■ **Instructions to follow**: Output the material below unchanged, apart from leaving out the pictures.

******************************

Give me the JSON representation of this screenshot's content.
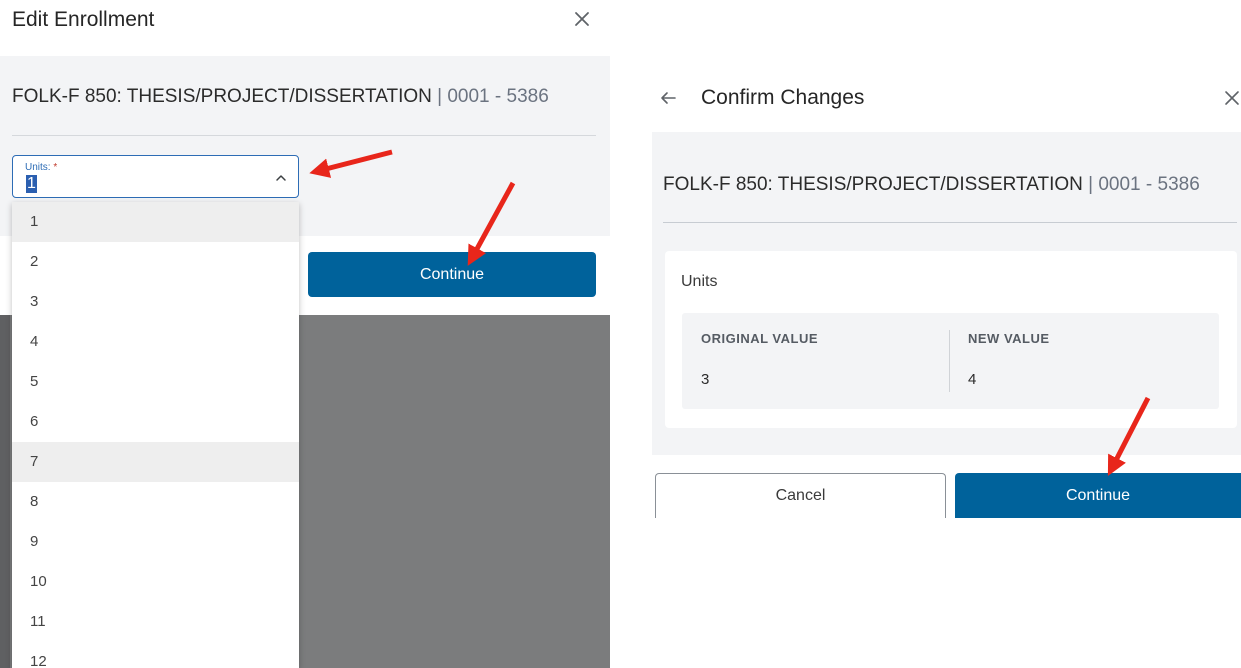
{
  "edit_dialog": {
    "title": "Edit Enrollment",
    "course": "FOLK-F 850: THESIS/PROJECT/DISSERTATION",
    "section": "| 0001 - 5386",
    "units_field": {
      "label": "Units:",
      "required_mark": "*",
      "value": "1",
      "options": [
        "1",
        "2",
        "3",
        "4",
        "5",
        "6",
        "7",
        "8",
        "9",
        "10",
        "11",
        "12"
      ]
    },
    "continue_label": "Continue",
    "icons": {
      "close": "close-icon",
      "chevron": "chevron-up-icon"
    }
  },
  "confirm_dialog": {
    "title": "Confirm Changes",
    "course": "FOLK-F 850: THESIS/PROJECT/DISSERTATION",
    "section": "| 0001 - 5386",
    "change": {
      "field": "Units",
      "original_label": "ORIGINAL VALUE",
      "original_value": "3",
      "new_label": "NEW VALUE",
      "new_value": "4"
    },
    "cancel_label": "Cancel",
    "continue_label": "Continue",
    "icons": {
      "back": "arrow-left-icon",
      "close": "close-icon"
    }
  },
  "colors": {
    "primary_button": "#00629b",
    "panel_background": "#f3f4f6",
    "overlay": "#7b7c7d",
    "focus_border": "#2d6cb5",
    "annotation_arrow": "#e8261b"
  }
}
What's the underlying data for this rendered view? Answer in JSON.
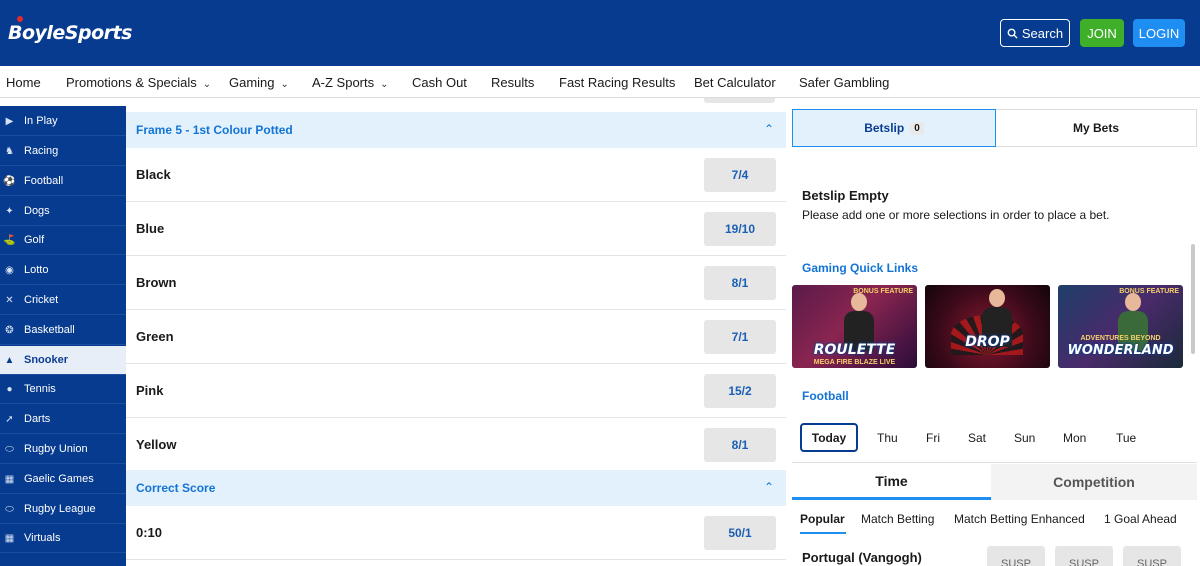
{
  "header": {
    "logo": "BoyleSports",
    "search_label": "Search",
    "join_label": "JOIN",
    "login_label": "LOGIN"
  },
  "nav": {
    "items": [
      {
        "label": "Home"
      },
      {
        "label": "Promotions & Specials"
      },
      {
        "label": "Gaming"
      },
      {
        "label": "A-Z Sports"
      },
      {
        "label": "Cash Out"
      },
      {
        "label": "Results"
      },
      {
        "label": "Fast Racing Results"
      },
      {
        "label": "Bet Calculator"
      },
      {
        "label": "Safer Gambling"
      }
    ]
  },
  "sidebar": {
    "items": [
      {
        "label": "In Play",
        "icon": "play-icon"
      },
      {
        "label": "Racing",
        "icon": "horse-icon"
      },
      {
        "label": "Football",
        "icon": "football-icon"
      },
      {
        "label": "Dogs",
        "icon": "dog-icon"
      },
      {
        "label": "Golf",
        "icon": "golf-icon"
      },
      {
        "label": "Lotto",
        "icon": "lotto-icon"
      },
      {
        "label": "Cricket",
        "icon": "cricket-icon"
      },
      {
        "label": "Basketball",
        "icon": "basketball-icon"
      },
      {
        "label": "Snooker",
        "icon": "snooker-icon",
        "active": true
      },
      {
        "label": "Tennis",
        "icon": "tennis-icon"
      },
      {
        "label": "Darts",
        "icon": "darts-icon"
      },
      {
        "label": "Rugby Union",
        "icon": "rugby-union-icon"
      },
      {
        "label": "Gaelic Games",
        "icon": "gaelic-icon"
      },
      {
        "label": "Rugby League",
        "icon": "rugby-league-icon"
      },
      {
        "label": "Virtuals",
        "icon": "virtuals-icon"
      }
    ]
  },
  "markets": [
    {
      "title": "Frame 5 - 1st Colour Potted",
      "selections": [
        {
          "name": "Black",
          "price": "7/4"
        },
        {
          "name": "Blue",
          "price": "19/10"
        },
        {
          "name": "Brown",
          "price": "8/1"
        },
        {
          "name": "Green",
          "price": "7/1"
        },
        {
          "name": "Pink",
          "price": "15/2"
        },
        {
          "name": "Yellow",
          "price": "8/1"
        }
      ]
    },
    {
      "title": "Correct Score",
      "selections": [
        {
          "name": "0:10",
          "price": "50/1"
        }
      ]
    }
  ],
  "betslip": {
    "tab_label": "Betslip",
    "count": "0",
    "mybets_label": "My Bets",
    "empty_title": "Betslip Empty",
    "empty_text": "Please add one or more selections in order to place a bet."
  },
  "gaming": {
    "title": "Gaming Quick Links",
    "games": [
      {
        "title": "ROULETTE",
        "subtitle": "MEGA FIRE BLAZE LIVE",
        "badge": "BONUS FEATURE"
      },
      {
        "title": "DROP",
        "subtitle": "",
        "badge": ""
      },
      {
        "title": "WONDERLAND",
        "subtitle": "ADVENTURES BEYOND",
        "badge": "BONUS FEATURE"
      }
    ]
  },
  "football": {
    "title": "Football",
    "days": [
      "Today",
      "Thu",
      "Fri",
      "Sat",
      "Sun",
      "Mon",
      "Tue"
    ],
    "toggle": {
      "time": "Time",
      "competition": "Competition"
    },
    "sub_tabs": [
      "Popular",
      "Match Betting",
      "Match Betting Enhanced",
      "1 Goal Ahead"
    ],
    "match": {
      "name": "Portugal (Vangogh)",
      "prices": [
        "SUSP",
        "SUSP",
        "SUSP"
      ]
    }
  },
  "colors": {
    "brand_blue": "#063b8f",
    "join_green": "#3fae29",
    "login_blue": "#1e8ef2",
    "link_blue": "#1374d6",
    "market_header_bg": "#e3f1fc"
  }
}
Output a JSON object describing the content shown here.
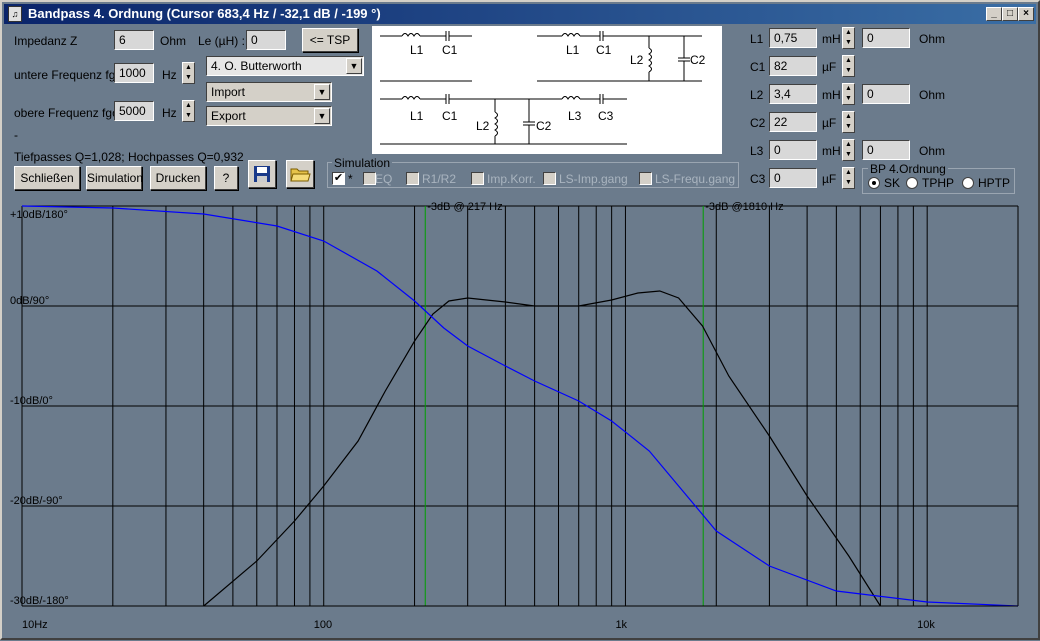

******************************

■ **Output for this task**:
Give me the JSON representation of this screenshot's content.
{
  "edit_dialog": {
    "title": "Edit Enrollment",
    "course": "FOLK-F 850: THESIS/PROJECT/DISSERTATION",
    "section": "| 0001 - 5386",
    "units_field": {
      "label": "Units:",
      "required_mark": "*",
      "value": "1",
      "options": [
        "1",
        "2",
        "3",
        "4",
        "5",
        "6",
        "7",
        "8",
        "9",
        "10",
        "11",
        "12"
      ]
    },
    "continue_label": "Continue",
    "icons": {
      "close": "close-icon",
      "chevron": "chevron-up-icon"
    }
  },
  "confirm_dialog": {
    "title": "Confirm Changes",
    "course": "FOLK-F 850: THESIS/PROJECT/DISSERTATION",
    "section": "| 0001 - 5386",
    "change": {
      "field": "Units",
      "original_label": "ORIGINAL VALUE",
      "original_value": "3",
      "new_label": "NEW VALUE",
      "new_value": "4"
    },
    "cancel_label": "Cancel",
    "continue_label": "Continue",
    "icons": {
      "back": "arrow-left-icon",
      "close": "close-icon"
    }
  },
  "colors": {
    "primary_button": "#00629b",
    "panel_background": "#f3f4f6",
    "overlay": "#7b7c7d",
    "focus_border": "#2d6cb5",
    "annotation_arrow": "#e8261b"
  }
}
What's the underlying data for this rendered view? Answer in JSON.
{
  "header": {
    "logo": "BoyleSports",
    "search_label": "Search",
    "join_label": "JOIN",
    "login_label": "LOGIN"
  },
  "nav": {
    "items": [
      {
        "label": "Home"
      },
      {
        "label": "Promotions & Specials"
      },
      {
        "label": "Gaming"
      },
      {
        "label": "A-Z Sports"
      },
      {
        "label": "Cash Out"
      },
      {
        "label": "Results"
      },
      {
        "label": "Fast Racing Results"
      },
      {
        "label": "Bet Calculator"
      },
      {
        "label": "Safer Gambling"
      }
    ]
  },
  "sidebar": {
    "items": [
      {
        "label": "In Play",
        "icon": "play-icon"
      },
      {
        "label": "Racing",
        "icon": "horse-icon"
      },
      {
        "label": "Football",
        "icon": "football-icon"
      },
      {
        "label": "Dogs",
        "icon": "dog-icon"
      },
      {
        "label": "Golf",
        "icon": "golf-icon"
      },
      {
        "label": "Lotto",
        "icon": "lotto-icon"
      },
      {
        "label": "Cricket",
        "icon": "cricket-icon"
      },
      {
        "label": "Basketball",
        "icon": "basketball-icon"
      },
      {
        "label": "Snooker",
        "icon": "snooker-icon",
        "active": true
      },
      {
        "label": "Tennis",
        "icon": "tennis-icon"
      },
      {
        "label": "Darts",
        "icon": "darts-icon"
      },
      {
        "label": "Rugby Union",
        "icon": "rugby-union-icon"
      },
      {
        "label": "Gaelic Games",
        "icon": "gaelic-icon"
      },
      {
        "label": "Rugby League",
        "icon": "rugby-league-icon"
      },
      {
        "label": "Virtuals",
        "icon": "virtuals-icon"
      }
    ]
  },
  "markets": [
    {
      "title": "Frame 5 - 1st Colour Potted",
      "selections": [
        {
          "name": "Black",
          "price": "7/4"
        },
        {
          "name": "Blue",
          "price": "19/10"
        },
        {
          "name": "Brown",
          "price": "8/1"
        },
        {
          "name": "Green",
          "price": "7/1"
        },
        {
          "name": "Pink",
          "price": "15/2"
        },
        {
          "name": "Yellow",
          "price": "8/1"
        }
      ]
    },
    {
      "title": "Correct Score",
      "selections": [
        {
          "name": "0:10",
          "price": "50/1"
        }
      ]
    }
  ],
  "betslip": {
    "tab_label": "Betslip",
    "count": "0",
    "mybets_label": "My Bets",
    "empty_title": "Betslip Empty",
    "empty_text": "Please add one or more selections in order to place a bet."
  },
  "gaming": {
    "title": "Gaming Quick Links",
    "games": [
      {
        "title": "ROULETTE",
        "subtitle": "MEGA FIRE BLAZE LIVE",
        "badge": "BONUS FEATURE"
      },
      {
        "title": "DROP",
        "subtitle": "",
        "badge": ""
      },
      {
        "title": "WONDERLAND",
        "subtitle": "ADVENTURES BEYOND",
        "badge": "BONUS FEATURE"
      }
    ]
  },
  "football": {
    "title": "Football",
    "days": [
      "Today",
      "Thu",
      "Fri",
      "Sat",
      "Sun",
      "Mon",
      "Tue"
    ],
    "toggle": {
      "time": "Time",
      "competition": "Competition"
    },
    "sub_tabs": [
      "Popular",
      "Match Betting",
      "Match Betting Enhanced",
      "1 Goal Ahead"
    ],
    "match": {
      "name": "Portugal (Vangogh)",
      "prices": [
        "SUSP",
        "SUSP",
        "SUSP"
      ]
    }
  },
  "colors": {
    "brand_blue": "#063b8f",
    "join_green": "#3fae29",
    "login_blue": "#1e8ef2",
    "link_blue": "#1374d6",
    "market_header_bg": "#e3f1fc"
  }
}
Output a JSON object describing the content shown here.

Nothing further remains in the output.